● EXERCISE PROMPT: Gather all lines with "ressurgit" from the records.

● GIVEN DATA:
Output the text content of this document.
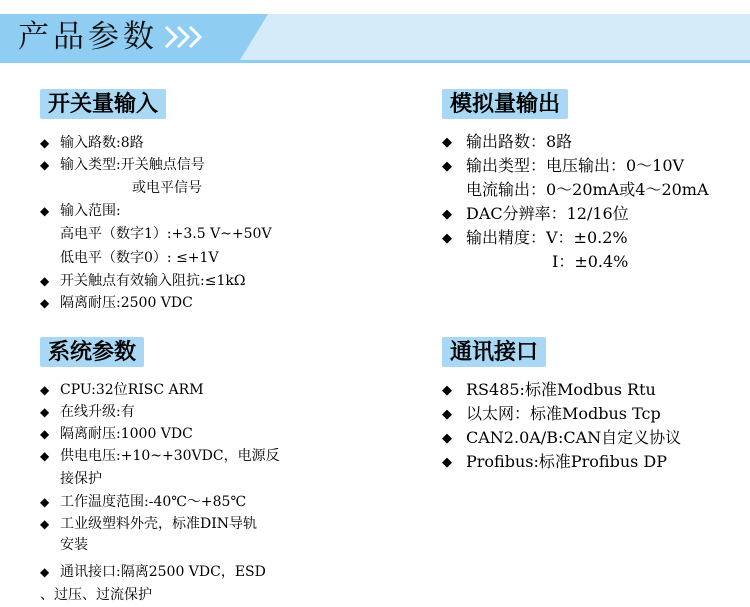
产品参数
开关量输入
◆ 输入路数:8路
◆ 输入类型:开关触点信号
或电平信号
◆ 输入范围:
高电平（数字1）:+3.5 V~+50V
低电平（数字0）: ≤+1V
◆ 开关触点有效输入阻抗:≤1kΩ
◆ 隔离耐压:2500 VDC
模拟量输出
◆ 输出路数：8路
◆ 输出类型：电压输出：0～10V
电流输出：0～20mA或4～20mA
◆ DAC分辨率：12/16位
◆ 输出精度：V：±0.2%
I：±0.4%
系统参数
◆ CPU:32位RISC ARM
◆ 在线升级:有
◆ 隔离耐压:1000 VDC
◆ 供电电压:+10~+30VDC，电源反
接保护
◆ 工作温度范围:-40℃～+85℃
◆ 工业级塑料外壳，标准DIN导轨
安装
◆ 通讯接口:隔离2500 VDC，ESD
、过压、过流保护
通讯接口
◆ RS485:标准Modbus Rtu
◆ 以太网：标准Modbus Tcp
◆ CAN2.0A/B:CAN自定义协议
◆ Profibus:标准Profibus DP
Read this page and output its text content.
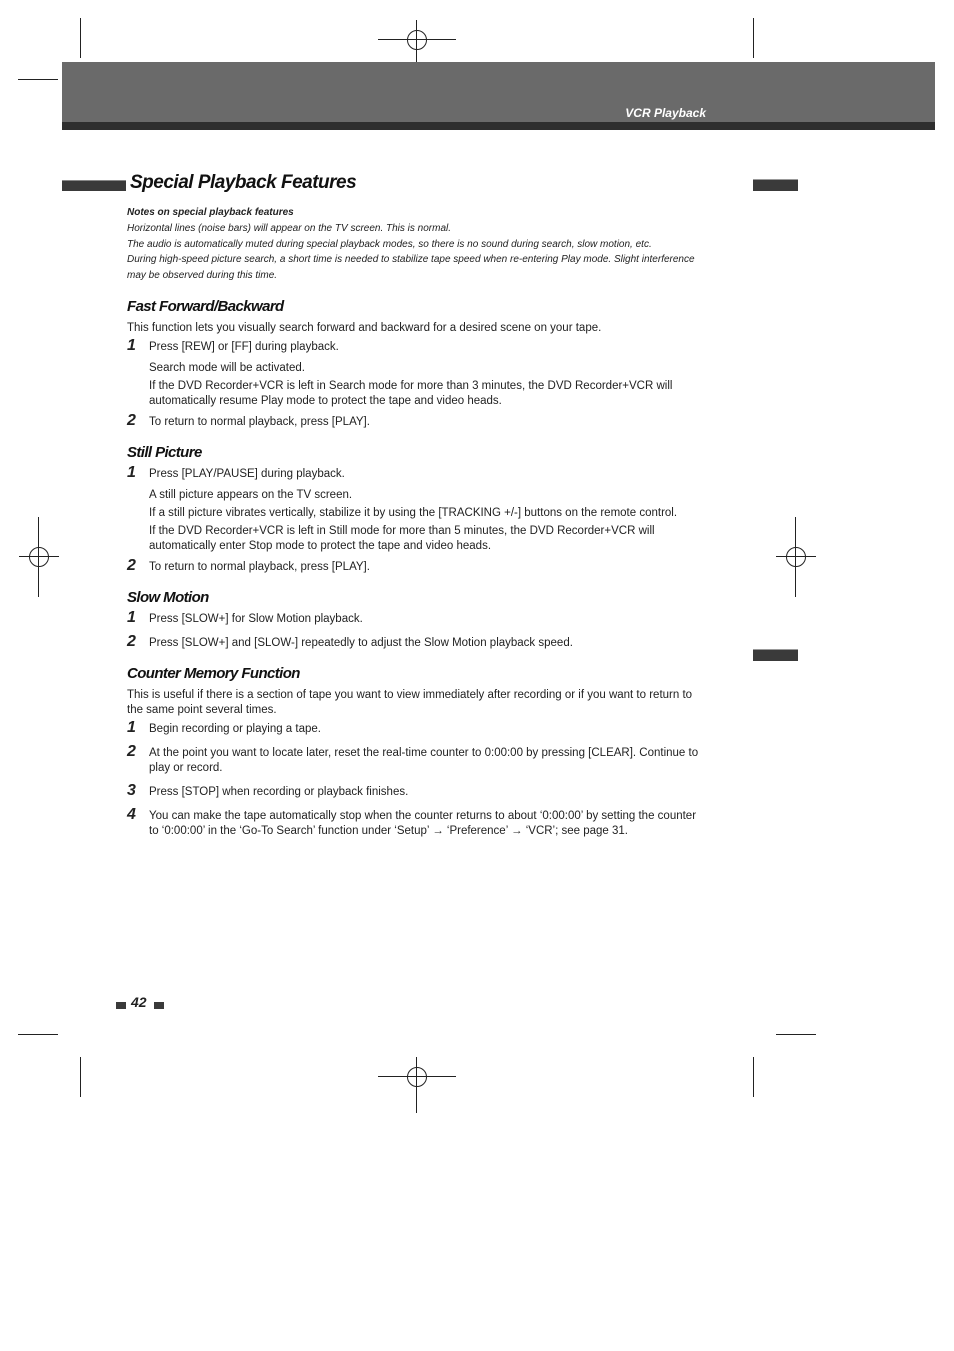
VCR Playback
Special Playback Features

Notes on special playback features

Horizontal lines (noise bars) will appear on the TV screen. This is normal.

The audio is automatically muted during special playback modes, so there is no sound during search, slow motion, etc.

During high-speed picture search, a short time is needed to stabilize tape speed when re-entering Play mode. Slight interference may be observed during this time.

Fast Forward/Backward

This function lets you visually search forward and backward for a desired scene on your tape.

1 Press [REW] or [FF] during playback.

Search mode will be activated.

If the DVD Recorder+VCR is left in Search mode for more than 3 minutes, the DVD Recorder+VCR will automatically resume Play mode to protect the tape and video heads.

2 To return to normal playback, press [PLAY].
Still Picture
1 Press [PLAY/PAUSE] during playback.

A still picture appears on the TV screen.

If a still picture vibrates vertically, stabilize it by using the [TRACKING +/-] buttons on the remote control.

If the DVD Recorder+VCR is left in Still mode for more than 5 minutes, the DVD Recorder+VCR will automatically enter Stop mode to protect the tape and video heads.

2 To return to normal playback, press [PLAY].
Slow Motion
1 Press [SLOW+] for Slow Motion playback.
2 Press [SLOW+] and [SLOW-] repeatedly to adjust the Slow Motion playback speed.
Counter Memory Function

This is useful if there is a section of tape you want to view immediately after recording or if you want to return to the same point several times.

1 Begin recording or playing a tape.
2 At the point you want to locate later, reset the real-time counter to 0:00:00 by pressing [CLEAR]. Continue to play or record.
3 Press [STOP] when recording or playback finishes.
4 You can make the tape automatically stop when the counter returns to about ‘0:00:00’ by setting the counter to ‘0:00:00’ in the ‘Go-To Search’ function under ‘Setup’ → ‘Preference’ → ‘VCR’; see page 31.
42
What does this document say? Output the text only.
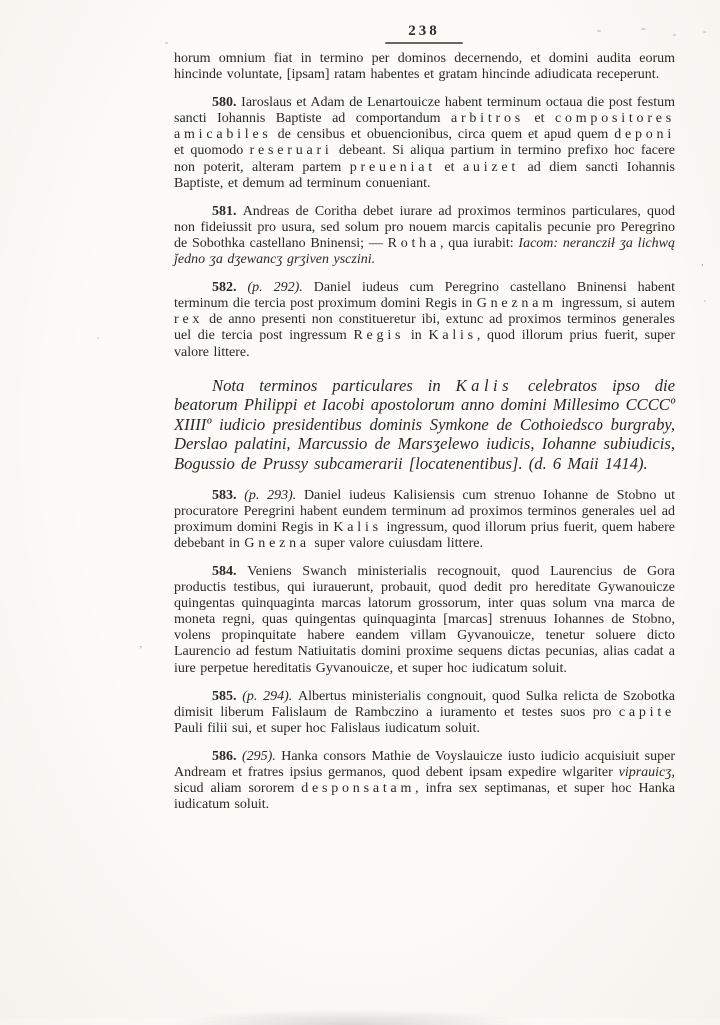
238

horum omnium fiat in termino per dominos decernendo, et domini audita eorum hincinde voluntate, [ipsam] ratam habentes et gratam hincinde adiudicata receperunt.

580. Iaroslaus et Adam de Lenartouicze habent terminum octaua die post festum sancti Iohannis Baptiste ad comportandum arbitros et compositores amicabiles de censibus et obuencionibus, circa quem et apud quem deponi et quomodo reseruari debeant. Si aliqua partium in termino prefixo hoc facere non poterit, alteram partem preueniat et auizet ad diem sancti Iohannis Baptiste, et demum ad terminum conueniant.

581. Andreas de Coritha debet iurare ad proximos terminos particulares, quod non fideiussit pro usura, sed solum pro nouem marcis capitalis pecunie pro Peregrino de Sobothka castellano Bninensi; — Rotha, qua iurabit: Iacom: nerancził ʒa lichwą ǰedno ʒa dʒewancʒ grʒiven ysczini.

582. (p. 292). Daniel iudeus cum Peregrino castellano Bninensi habent terminum die tercia post proximum domini Regis in Gneznam ingressum, si autem rex de anno presenti non constitueretur ibi, extunc ad proximos terminos generales uel die tercia post ingressum Regis in Kalis, quod illorum prius fuerit, super valore littere.

Nota terminos particulares in Kalis celebratos ipso die beatorum Philippi et Iacobi apostolorum anno domini Millesimo CCCCº XIIIIº iudicio presidentibus dominis Symkone de Cothoiedsco burgraby, Derslao palatini, Marcussio de Marsʒelewo iudicis, Iohanne subiudicis, Bogussio de Prussy subcamerarii [locatenentibus]. (d. 6 Maii 1414).

583. (p. 293). Daniel iudeus Kalisiensis cum strenuo Iohanne de Stobno ut procuratore Peregrini habent eundem terminum ad proximos terminos generales uel ad proximum domini Regis in Kalis ingressum, quod illorum prius fuerit, quem habere debebant in Gnezna super valore cuiusdam littere.

584. Veniens Swanch ministerialis recognouit, quod Laurencius de Gora productis testibus, qui iurauerunt, probauit, quod dedit pro hereditate Gywanouicze quingentas quinquaginta marcas latorum grossorum, inter quas solum vna marca de moneta regni, quas quingentas quinquaginta [marcas] strenuus Iohannes de Stobno, volens propinquitate habere eandem villam Gyvanouicze, tenetur soluere dicto Laurencio ad festum Natiuitatis domini proxime sequens dictas pecunias, alias cadat a iure perpetue hereditatis Gyvanouicze, et super hoc iudicatum soluit.

585. (p. 294). Albertus ministerialis congnouit, quod Sulka relicta de Szobotka dimisit liberum Falislaum de Rambczino a iuramento et testes suos pro capite Pauli filii sui, et super hoc Falislaus iudicatum soluit.

586. (295). Hanka consors Mathie de Voyslauicze iusto iudicio acquisiuit super Andream et fratres ipsius germanos, quod debent ipsam expedire wlgariter viprauicʒ, sicud aliam sororem desponsatam, infra sex septimanas, et super hoc Hanka iudicatum soluit.

’
,
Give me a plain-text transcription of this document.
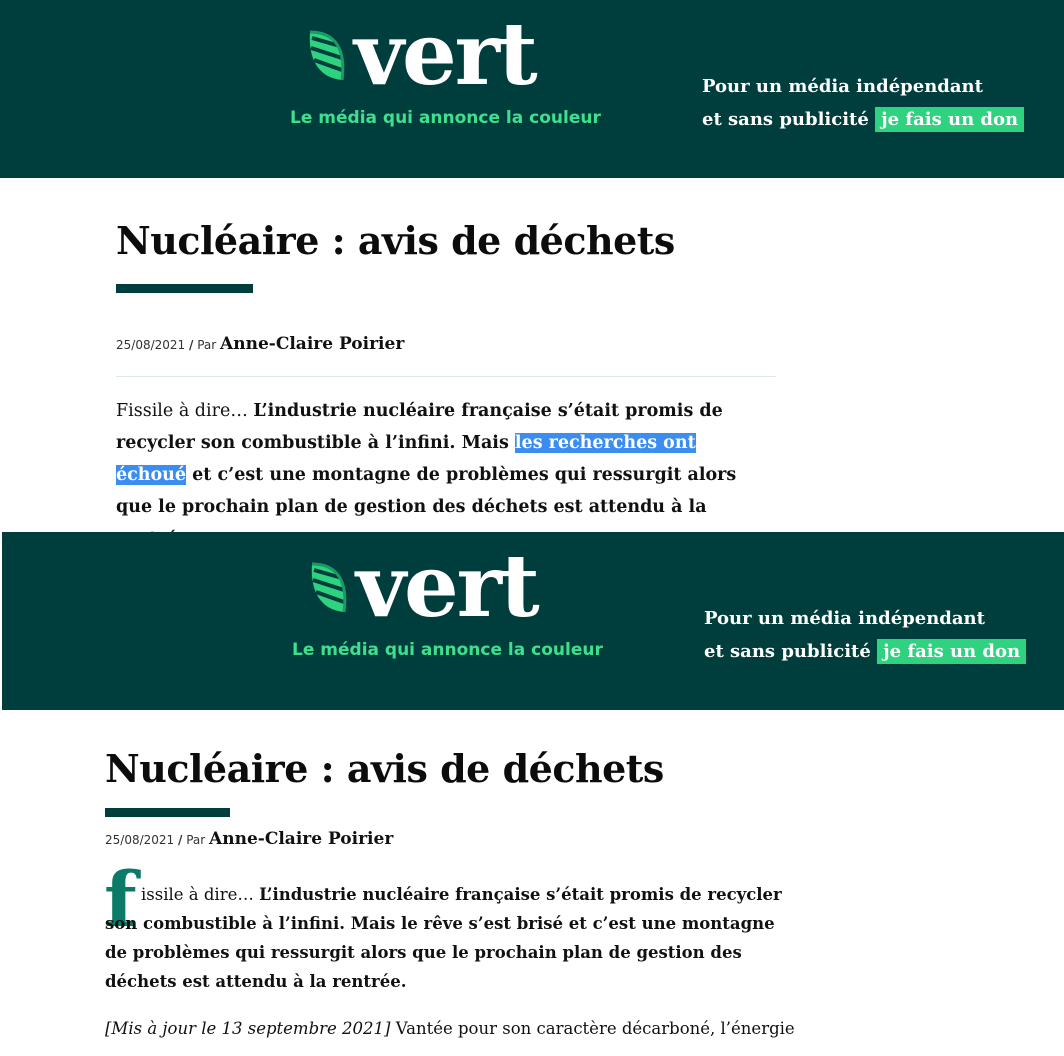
vert
Le média qui annonce la couleur
Pour un média indépendant
et sans publicité je fais un don
Nucléaire : avis de déchets
25/08/2021 / Par Anne-Claire Poirier
Fissile à dire… L’industrie nucléaire française s’était promis de recycler son combustible à l’infini. Mais les recherches ont échoué et c’est une montagne de problèmes qui ressurgit alors que le prochain plan de gestion des déchets est attendu à la
vert
Le média qui annonce la couleur
Pour un média indépendant
et sans publicité je fais un don
Nucléaire : avis de déchets
25/08/2021 / Par Anne-Claire Poirier
f issile à dire… L’industrie nucléaire française s’était promis de recycler son combustible à l’infini. Mais le rêve s’est brisé et c’est une montagne de problèmes qui ressurgit alors que le prochain plan de gestion des déchets est attendu à la rentrée.
[Mis à jour le 13 septembre 2021] Vantée pour son caractère décarboné, l’énergie
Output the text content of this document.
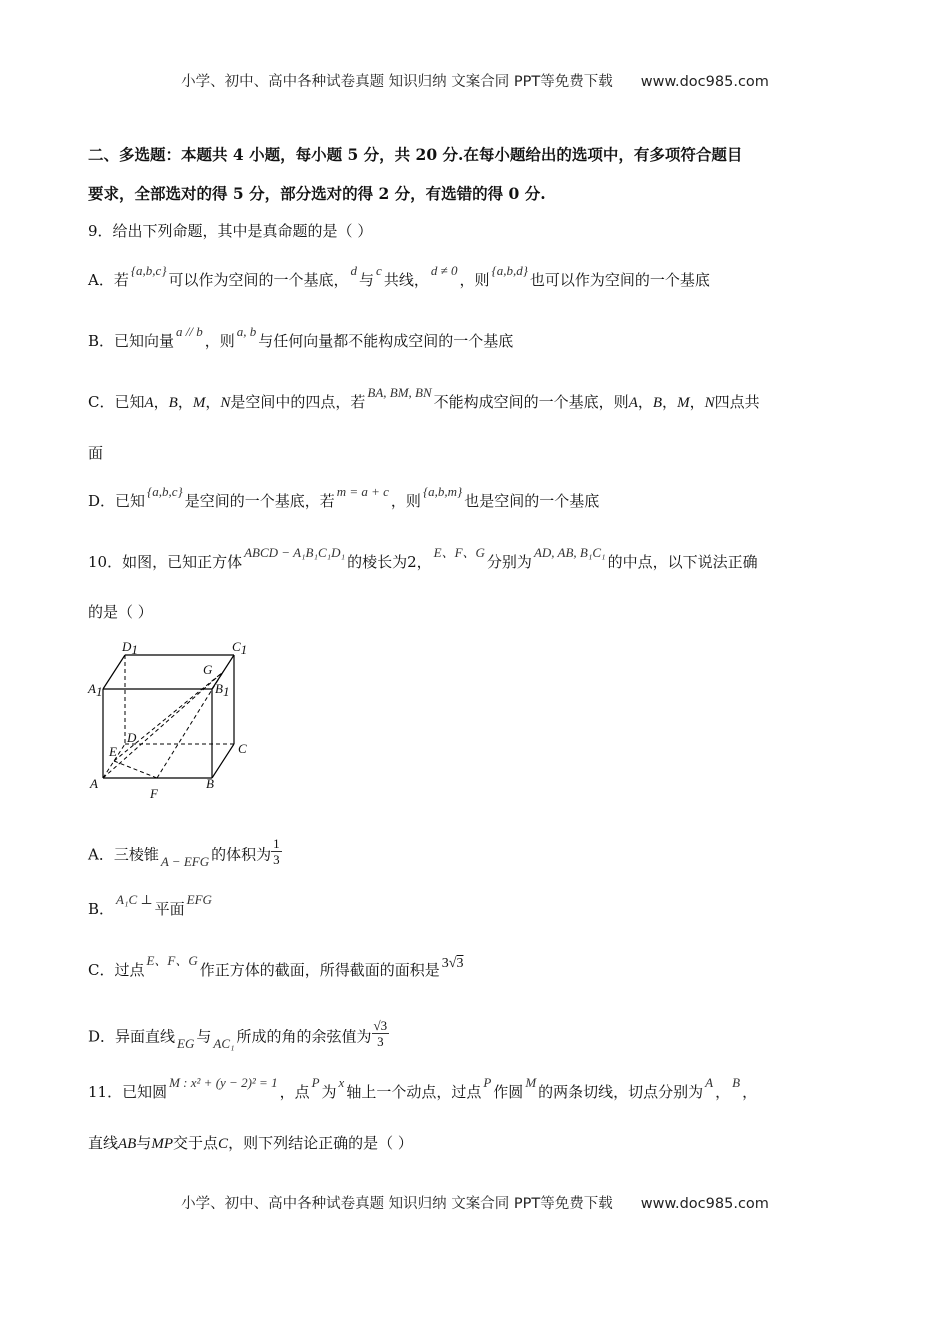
小学、初中、高中各种试卷真题 知识归纳 文案合同 PPT等免费下载 www.doc985.com
二、多选题：本题共 4 小题，每小题 5 分，共 20 分.在每小题给出的选项中，有多项符合题目
要求，全部选对的得 5 分，部分选对的得 2 分，有选错的得 0 分.
9．给出下列命题，其中是真命题的是（ ）
A．若{a,b,c}可以作为空间的一个基底，d与c共线，d ≠ 0，则{a,b,d}也可以作为空间的一个基底
B．已知向量a // b，则a, b与任何向量都不能构成空间的一个基底
C．已知A，B，M，N是空间中的四点，若BA, BM, BN不能构成空间的一个基底，则A，B，M，N四点共
面
D．已知{a,b,c}是空间的一个基底，若m = a + c，则{a,b,m}也是空间的一个基底
10．如图，已知正方体ABCD − A₁B₁C₁D₁的棱长为2，E、F、G分别为AD, AB, B₁C₁的中点，以下说法正确
的是（ ）
D1	C1
A1	B1
G
D
E	C
A	B
F
A．三棱锥 A − EFG 的体积为 $\frac{1}{3}$
B．A₁C ⊥平面EFG
C．过点E、F、G作正方体的截面，所得截面的面积是 3√3
D．异面直线 EG 与 AC₁ 所成的角的余弦值为 $\frac{√3}{3}$
11．已知圆M : x² + (y − 2)² = 1，点P为x轴上一个动点，过点P作圆M的两条切线，切点分别为A，B，
直线AB与MP交于点C，则下列结论正确的是（ ）
小学、初中、高中各种试卷真题 知识归纳 文案合同 PPT等免费下载 www.doc985.com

● ANSWER TO THIS TASK:
Fissile à dire… L’industrie nucléaire française s’était promis de recycler son combustible à l’infini. Mais les recherches ont échoué et c’est une montagne de problèmes qui ressurgit alors que le prochain plan de gestion des déchets est attendu à la
f issile à dire… L’industrie nucléaire française s’était promis de recycler son combustible à l’infini. Mais le rêve s’est brisé et c’est une montagne de problèmes qui ressurgit alors que le prochain plan de gestion des déchets est attendu à la rentrée.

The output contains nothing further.